Data items

━━━━━━

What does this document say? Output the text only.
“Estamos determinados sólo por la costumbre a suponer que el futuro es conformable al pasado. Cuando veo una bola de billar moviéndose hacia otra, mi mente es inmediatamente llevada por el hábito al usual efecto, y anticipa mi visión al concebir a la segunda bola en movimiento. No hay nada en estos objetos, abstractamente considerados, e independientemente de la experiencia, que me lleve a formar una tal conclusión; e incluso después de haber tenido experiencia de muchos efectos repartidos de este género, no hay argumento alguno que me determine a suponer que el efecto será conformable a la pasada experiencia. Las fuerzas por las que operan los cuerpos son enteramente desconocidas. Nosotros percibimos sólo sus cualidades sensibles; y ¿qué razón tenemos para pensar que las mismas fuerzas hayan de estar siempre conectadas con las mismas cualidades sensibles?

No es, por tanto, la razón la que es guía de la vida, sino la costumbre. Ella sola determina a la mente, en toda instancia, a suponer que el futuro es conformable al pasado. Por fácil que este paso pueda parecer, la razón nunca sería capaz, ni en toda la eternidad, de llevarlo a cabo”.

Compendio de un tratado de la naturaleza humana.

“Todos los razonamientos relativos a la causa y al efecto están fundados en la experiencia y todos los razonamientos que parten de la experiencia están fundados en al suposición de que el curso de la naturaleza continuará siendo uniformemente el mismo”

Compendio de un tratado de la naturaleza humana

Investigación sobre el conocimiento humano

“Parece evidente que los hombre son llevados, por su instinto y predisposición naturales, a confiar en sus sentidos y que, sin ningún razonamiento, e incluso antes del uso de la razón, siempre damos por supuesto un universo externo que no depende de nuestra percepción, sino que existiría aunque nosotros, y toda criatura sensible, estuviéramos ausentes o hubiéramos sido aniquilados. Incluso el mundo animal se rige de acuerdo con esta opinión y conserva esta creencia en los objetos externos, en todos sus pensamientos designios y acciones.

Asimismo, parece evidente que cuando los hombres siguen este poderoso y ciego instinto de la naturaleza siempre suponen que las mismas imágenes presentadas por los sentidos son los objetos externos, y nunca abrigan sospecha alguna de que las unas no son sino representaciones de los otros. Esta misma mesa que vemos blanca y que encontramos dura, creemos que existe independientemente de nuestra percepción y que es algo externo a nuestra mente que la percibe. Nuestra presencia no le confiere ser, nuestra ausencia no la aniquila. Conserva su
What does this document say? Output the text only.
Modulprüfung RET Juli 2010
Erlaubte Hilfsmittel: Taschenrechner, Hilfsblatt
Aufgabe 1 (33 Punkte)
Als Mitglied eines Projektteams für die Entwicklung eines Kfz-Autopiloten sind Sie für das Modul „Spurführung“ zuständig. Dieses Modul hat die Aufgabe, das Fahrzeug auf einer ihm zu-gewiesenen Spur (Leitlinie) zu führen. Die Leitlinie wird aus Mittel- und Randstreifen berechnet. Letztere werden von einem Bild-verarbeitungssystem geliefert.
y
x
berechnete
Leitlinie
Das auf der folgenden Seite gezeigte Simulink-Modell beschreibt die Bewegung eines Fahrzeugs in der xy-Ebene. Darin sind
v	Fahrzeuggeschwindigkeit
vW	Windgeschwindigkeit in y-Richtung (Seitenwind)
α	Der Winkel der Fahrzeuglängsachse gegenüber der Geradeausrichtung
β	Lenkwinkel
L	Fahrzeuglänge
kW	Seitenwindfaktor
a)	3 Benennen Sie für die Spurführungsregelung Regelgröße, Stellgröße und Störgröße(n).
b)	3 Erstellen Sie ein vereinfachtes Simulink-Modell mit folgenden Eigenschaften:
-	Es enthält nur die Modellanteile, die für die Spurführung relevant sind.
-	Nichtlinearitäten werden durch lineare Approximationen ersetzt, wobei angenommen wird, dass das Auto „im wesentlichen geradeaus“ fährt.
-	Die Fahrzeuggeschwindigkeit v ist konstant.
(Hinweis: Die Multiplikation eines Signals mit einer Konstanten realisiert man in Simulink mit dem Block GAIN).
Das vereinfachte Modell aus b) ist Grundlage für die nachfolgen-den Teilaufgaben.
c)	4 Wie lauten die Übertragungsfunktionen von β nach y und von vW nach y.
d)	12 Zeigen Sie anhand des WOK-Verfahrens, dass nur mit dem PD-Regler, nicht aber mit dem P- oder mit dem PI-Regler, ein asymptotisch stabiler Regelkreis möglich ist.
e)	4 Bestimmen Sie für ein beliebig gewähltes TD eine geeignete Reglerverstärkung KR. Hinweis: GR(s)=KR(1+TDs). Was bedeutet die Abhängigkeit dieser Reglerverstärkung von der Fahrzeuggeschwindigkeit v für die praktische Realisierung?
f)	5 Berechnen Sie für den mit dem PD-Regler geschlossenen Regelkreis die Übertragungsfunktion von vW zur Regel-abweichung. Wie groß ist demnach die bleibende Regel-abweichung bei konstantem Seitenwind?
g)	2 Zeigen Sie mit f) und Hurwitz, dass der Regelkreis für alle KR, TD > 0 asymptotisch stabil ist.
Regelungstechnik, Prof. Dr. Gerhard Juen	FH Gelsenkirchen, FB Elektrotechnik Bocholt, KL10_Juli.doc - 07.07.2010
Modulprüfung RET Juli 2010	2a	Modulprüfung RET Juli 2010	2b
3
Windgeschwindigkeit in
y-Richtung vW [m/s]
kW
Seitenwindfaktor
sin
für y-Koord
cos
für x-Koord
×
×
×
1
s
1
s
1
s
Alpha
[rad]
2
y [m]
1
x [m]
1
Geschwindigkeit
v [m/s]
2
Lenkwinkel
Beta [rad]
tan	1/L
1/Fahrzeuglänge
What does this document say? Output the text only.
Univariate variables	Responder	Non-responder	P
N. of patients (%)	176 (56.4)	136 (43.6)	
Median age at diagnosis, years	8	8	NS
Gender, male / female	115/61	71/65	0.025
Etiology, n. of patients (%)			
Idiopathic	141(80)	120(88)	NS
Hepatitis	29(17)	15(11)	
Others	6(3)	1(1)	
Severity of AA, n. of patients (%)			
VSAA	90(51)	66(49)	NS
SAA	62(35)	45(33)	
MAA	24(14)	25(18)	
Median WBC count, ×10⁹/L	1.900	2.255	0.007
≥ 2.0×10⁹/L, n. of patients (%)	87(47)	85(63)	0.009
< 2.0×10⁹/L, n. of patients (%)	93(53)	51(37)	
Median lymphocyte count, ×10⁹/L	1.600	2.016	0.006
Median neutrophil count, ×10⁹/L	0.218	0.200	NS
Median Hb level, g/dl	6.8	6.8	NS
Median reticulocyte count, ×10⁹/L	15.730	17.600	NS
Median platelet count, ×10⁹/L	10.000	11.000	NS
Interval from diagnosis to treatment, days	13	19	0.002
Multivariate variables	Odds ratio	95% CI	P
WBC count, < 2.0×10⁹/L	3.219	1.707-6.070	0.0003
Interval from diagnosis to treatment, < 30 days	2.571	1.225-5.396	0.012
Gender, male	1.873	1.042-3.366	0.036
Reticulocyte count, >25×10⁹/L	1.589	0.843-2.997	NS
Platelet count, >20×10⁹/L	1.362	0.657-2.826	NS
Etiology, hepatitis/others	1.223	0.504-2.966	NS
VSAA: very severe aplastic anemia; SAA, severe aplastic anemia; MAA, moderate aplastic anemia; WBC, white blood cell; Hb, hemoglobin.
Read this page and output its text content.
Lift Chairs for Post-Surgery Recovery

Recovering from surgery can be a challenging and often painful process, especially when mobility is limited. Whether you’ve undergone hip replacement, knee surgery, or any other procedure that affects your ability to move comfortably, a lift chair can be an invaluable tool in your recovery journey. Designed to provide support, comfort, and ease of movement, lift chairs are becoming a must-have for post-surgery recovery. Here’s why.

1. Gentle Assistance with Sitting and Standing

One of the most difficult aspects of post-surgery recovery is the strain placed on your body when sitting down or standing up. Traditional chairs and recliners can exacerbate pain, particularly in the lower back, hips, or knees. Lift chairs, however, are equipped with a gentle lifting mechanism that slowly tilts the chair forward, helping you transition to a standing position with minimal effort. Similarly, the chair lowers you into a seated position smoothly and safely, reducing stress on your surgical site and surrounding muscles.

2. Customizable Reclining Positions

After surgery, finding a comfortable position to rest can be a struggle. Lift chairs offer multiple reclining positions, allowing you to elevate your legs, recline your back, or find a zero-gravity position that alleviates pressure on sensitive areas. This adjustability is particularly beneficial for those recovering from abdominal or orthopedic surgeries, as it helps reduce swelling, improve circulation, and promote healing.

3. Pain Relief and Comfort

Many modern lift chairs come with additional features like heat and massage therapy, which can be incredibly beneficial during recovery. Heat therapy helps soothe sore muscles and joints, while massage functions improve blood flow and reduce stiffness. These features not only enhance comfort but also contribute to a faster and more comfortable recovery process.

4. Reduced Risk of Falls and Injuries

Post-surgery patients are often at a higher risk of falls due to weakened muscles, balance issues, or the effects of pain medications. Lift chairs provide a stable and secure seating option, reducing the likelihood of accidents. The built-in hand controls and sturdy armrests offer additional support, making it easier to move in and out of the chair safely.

━━━━━━

#### ABOUT THIS EXERCISE
Copy every line from the records above that contains the string "Modulprüfung".

#### RESULT FOR THIS EXERCISE
Modulprüfung RET Juli 2010
Modulprüfung RET Juli 2010	2a	Modulprüfung RET Juli 2010	2b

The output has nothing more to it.